- WORK INSTRUCTIONS
Tally the lines containing the word "الحديث" and give the total alone.

- INFORMATION GIVEN
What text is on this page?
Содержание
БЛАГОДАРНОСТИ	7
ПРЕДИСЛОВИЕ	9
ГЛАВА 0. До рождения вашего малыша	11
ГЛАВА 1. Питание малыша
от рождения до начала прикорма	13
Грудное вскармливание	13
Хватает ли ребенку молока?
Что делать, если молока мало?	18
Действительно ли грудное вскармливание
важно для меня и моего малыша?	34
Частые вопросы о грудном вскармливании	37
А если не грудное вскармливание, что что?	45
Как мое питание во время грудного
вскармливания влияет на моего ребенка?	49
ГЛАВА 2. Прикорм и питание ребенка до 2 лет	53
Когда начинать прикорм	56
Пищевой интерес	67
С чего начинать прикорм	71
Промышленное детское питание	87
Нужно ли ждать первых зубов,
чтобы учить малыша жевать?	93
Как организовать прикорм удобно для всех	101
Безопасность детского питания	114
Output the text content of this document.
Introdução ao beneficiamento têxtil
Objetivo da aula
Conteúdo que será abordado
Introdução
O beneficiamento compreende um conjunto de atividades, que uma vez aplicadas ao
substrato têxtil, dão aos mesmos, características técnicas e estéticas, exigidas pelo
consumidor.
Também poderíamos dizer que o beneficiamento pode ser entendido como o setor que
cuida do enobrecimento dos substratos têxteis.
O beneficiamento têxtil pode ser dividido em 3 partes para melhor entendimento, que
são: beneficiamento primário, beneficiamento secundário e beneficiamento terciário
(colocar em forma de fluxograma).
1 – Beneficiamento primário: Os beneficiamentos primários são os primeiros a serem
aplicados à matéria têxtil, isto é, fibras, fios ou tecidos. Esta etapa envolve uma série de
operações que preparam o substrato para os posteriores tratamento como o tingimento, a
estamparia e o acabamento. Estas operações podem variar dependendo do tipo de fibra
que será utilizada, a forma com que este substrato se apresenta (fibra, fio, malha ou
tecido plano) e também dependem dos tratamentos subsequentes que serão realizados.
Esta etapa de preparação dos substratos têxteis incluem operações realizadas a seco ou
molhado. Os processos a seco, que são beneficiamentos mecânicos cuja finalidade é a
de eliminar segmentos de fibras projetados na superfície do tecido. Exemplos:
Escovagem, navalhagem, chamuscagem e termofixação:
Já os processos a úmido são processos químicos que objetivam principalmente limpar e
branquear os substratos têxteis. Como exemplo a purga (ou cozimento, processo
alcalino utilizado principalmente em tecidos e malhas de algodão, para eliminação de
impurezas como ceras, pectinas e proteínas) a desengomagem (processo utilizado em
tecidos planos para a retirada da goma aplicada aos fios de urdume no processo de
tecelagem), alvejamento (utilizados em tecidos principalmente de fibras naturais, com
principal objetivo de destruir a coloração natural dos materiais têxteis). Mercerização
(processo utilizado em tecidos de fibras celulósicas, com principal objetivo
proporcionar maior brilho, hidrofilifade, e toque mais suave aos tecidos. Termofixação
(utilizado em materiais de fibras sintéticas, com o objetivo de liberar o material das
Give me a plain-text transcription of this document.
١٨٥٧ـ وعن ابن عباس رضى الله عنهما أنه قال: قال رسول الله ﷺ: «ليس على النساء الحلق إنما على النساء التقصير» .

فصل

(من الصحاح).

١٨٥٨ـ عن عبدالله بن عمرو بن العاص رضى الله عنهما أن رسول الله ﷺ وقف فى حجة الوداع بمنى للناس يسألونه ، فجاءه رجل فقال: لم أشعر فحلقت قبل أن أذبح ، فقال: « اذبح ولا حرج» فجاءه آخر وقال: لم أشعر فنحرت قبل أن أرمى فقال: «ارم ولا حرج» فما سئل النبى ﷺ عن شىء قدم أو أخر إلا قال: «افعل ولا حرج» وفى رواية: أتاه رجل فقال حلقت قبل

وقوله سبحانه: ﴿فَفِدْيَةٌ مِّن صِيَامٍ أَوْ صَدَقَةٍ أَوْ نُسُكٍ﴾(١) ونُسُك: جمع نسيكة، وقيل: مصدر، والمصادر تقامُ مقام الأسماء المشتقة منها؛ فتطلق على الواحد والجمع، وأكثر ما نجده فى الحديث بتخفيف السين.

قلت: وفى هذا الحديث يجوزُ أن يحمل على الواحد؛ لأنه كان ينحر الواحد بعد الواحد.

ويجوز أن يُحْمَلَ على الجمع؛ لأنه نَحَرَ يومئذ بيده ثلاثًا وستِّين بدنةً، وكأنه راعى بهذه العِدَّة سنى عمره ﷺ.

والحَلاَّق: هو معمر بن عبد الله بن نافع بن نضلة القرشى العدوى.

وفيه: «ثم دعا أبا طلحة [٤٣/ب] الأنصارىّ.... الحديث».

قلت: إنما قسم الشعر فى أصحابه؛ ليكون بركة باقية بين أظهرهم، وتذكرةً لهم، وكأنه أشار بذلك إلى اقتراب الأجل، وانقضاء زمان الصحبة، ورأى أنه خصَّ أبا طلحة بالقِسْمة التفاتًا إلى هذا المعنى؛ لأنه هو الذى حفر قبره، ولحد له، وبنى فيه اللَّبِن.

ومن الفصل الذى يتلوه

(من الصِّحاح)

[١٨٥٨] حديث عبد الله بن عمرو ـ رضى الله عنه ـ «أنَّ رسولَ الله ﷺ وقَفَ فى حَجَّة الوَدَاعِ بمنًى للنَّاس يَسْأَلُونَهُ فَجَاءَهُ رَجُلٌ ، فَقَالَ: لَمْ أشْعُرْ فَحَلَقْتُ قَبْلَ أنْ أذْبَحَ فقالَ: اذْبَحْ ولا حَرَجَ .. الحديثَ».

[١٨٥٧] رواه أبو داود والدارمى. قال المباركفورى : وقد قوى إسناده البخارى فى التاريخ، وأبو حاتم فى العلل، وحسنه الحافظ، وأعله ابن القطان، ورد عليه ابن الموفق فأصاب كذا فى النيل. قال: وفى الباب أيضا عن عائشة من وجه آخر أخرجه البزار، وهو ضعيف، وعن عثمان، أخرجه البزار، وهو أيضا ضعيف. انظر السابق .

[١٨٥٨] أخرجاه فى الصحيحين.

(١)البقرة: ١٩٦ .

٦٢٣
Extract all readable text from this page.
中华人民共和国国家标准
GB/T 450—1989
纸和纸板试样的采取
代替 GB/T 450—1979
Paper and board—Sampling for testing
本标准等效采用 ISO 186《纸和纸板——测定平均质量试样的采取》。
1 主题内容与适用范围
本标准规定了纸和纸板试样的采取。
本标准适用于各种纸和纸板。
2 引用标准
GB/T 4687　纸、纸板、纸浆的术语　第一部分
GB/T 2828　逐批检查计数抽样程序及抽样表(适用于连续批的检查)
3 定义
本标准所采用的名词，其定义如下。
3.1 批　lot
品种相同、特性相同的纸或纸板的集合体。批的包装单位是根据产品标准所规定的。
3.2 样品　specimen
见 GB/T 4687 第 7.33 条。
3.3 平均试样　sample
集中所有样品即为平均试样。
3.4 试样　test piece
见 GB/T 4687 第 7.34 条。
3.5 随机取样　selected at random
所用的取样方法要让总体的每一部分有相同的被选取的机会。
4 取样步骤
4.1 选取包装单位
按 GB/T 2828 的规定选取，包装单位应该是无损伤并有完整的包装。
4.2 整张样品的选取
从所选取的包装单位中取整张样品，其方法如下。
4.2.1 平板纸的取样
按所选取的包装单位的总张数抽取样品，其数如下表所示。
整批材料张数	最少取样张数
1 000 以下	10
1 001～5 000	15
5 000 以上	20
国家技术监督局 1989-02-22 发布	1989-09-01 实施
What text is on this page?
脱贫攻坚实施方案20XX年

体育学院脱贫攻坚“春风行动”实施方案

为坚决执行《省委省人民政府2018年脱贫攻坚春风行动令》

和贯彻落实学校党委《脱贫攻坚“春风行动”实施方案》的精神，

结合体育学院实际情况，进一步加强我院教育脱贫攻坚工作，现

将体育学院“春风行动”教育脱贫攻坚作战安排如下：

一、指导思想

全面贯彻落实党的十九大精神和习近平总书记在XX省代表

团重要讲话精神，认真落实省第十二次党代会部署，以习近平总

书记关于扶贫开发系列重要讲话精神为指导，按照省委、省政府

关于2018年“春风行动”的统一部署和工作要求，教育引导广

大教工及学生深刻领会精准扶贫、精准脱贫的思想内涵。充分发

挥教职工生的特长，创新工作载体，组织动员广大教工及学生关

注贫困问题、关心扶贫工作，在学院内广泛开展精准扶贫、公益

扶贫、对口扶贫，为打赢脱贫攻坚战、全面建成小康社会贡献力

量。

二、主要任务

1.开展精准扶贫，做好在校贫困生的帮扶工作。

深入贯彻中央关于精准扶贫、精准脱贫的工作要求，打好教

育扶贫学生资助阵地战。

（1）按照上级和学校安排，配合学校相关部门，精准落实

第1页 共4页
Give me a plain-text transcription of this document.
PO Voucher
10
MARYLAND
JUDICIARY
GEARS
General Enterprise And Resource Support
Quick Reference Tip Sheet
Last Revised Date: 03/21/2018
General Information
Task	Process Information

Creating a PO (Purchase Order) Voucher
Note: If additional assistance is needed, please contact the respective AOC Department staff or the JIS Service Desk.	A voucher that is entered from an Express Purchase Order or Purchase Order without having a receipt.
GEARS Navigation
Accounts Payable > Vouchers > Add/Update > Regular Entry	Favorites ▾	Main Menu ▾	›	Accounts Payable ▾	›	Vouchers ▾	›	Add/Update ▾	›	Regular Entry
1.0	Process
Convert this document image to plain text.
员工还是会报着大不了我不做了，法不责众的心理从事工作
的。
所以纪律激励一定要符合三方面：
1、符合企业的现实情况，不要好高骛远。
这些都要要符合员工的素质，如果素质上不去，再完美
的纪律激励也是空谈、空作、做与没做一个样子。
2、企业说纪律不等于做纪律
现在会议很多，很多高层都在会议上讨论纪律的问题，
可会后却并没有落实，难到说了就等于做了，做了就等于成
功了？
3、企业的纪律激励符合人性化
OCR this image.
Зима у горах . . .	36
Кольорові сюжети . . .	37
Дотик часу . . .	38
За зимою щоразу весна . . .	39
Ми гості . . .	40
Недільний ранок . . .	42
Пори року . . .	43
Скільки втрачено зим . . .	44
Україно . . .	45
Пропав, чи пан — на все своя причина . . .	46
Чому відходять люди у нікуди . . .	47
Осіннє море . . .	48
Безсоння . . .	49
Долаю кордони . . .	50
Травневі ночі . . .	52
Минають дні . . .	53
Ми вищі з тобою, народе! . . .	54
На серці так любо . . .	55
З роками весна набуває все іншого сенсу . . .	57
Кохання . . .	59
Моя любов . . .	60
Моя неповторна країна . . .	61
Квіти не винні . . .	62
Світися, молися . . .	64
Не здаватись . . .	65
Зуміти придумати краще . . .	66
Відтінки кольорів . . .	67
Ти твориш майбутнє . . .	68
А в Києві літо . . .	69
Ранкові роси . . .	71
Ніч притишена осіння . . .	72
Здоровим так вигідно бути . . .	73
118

- EXERCISE RESULT
4